[Extracted data entries]
---+---
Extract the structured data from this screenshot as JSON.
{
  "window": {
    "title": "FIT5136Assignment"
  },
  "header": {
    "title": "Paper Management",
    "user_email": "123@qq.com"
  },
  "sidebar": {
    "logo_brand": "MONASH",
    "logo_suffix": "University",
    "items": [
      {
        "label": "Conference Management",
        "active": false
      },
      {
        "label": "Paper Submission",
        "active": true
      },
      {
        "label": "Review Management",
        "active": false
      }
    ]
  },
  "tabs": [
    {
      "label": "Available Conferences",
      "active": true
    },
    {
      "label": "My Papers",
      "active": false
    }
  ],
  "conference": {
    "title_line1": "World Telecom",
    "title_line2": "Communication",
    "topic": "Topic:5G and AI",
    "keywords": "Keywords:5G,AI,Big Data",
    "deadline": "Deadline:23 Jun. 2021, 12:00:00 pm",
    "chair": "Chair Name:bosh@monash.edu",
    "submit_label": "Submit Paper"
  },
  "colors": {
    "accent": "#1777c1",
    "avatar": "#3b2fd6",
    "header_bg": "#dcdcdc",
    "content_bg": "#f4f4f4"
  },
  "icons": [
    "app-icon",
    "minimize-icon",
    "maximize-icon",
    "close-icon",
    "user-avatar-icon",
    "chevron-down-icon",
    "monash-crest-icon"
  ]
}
---+---
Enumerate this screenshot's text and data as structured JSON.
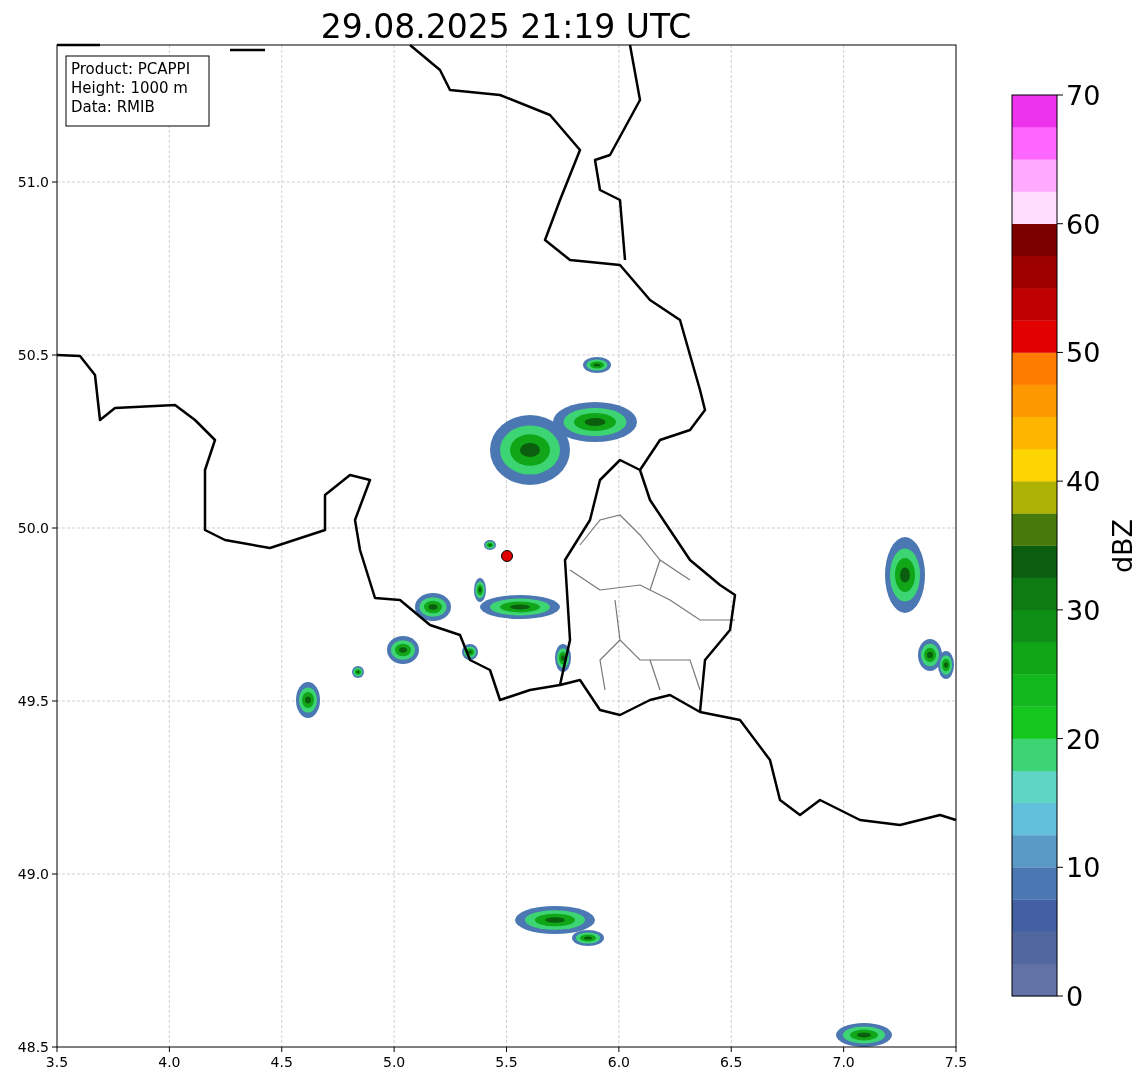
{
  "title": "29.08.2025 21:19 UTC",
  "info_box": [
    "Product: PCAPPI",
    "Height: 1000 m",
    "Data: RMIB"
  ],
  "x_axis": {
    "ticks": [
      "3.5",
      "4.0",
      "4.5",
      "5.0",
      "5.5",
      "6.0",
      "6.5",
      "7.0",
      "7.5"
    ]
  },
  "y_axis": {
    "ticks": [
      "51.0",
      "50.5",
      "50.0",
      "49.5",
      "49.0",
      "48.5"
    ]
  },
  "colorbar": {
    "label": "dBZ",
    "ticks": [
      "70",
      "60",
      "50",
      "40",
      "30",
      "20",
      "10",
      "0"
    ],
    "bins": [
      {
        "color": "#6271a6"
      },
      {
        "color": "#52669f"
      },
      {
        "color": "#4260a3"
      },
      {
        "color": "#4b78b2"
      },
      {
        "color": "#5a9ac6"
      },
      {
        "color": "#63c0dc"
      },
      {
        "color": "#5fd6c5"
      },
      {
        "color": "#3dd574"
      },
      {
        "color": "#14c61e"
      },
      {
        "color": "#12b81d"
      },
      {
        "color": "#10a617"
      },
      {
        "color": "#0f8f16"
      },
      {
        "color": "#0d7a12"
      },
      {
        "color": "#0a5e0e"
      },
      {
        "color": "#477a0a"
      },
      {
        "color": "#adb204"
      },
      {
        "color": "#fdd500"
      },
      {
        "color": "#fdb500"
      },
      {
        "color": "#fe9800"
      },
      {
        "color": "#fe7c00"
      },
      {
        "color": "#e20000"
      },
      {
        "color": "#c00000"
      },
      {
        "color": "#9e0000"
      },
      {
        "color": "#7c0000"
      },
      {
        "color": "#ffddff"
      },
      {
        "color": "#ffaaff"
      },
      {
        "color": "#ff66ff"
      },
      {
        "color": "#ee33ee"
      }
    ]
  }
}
---+---
- _Brief_: Out of the records, collect only those lines that contain the string "screenshot".

- _Worked solution_:
Extract the structured data from this screenshot as JSON.
Enumerate this screenshot's text and data as structured JSON.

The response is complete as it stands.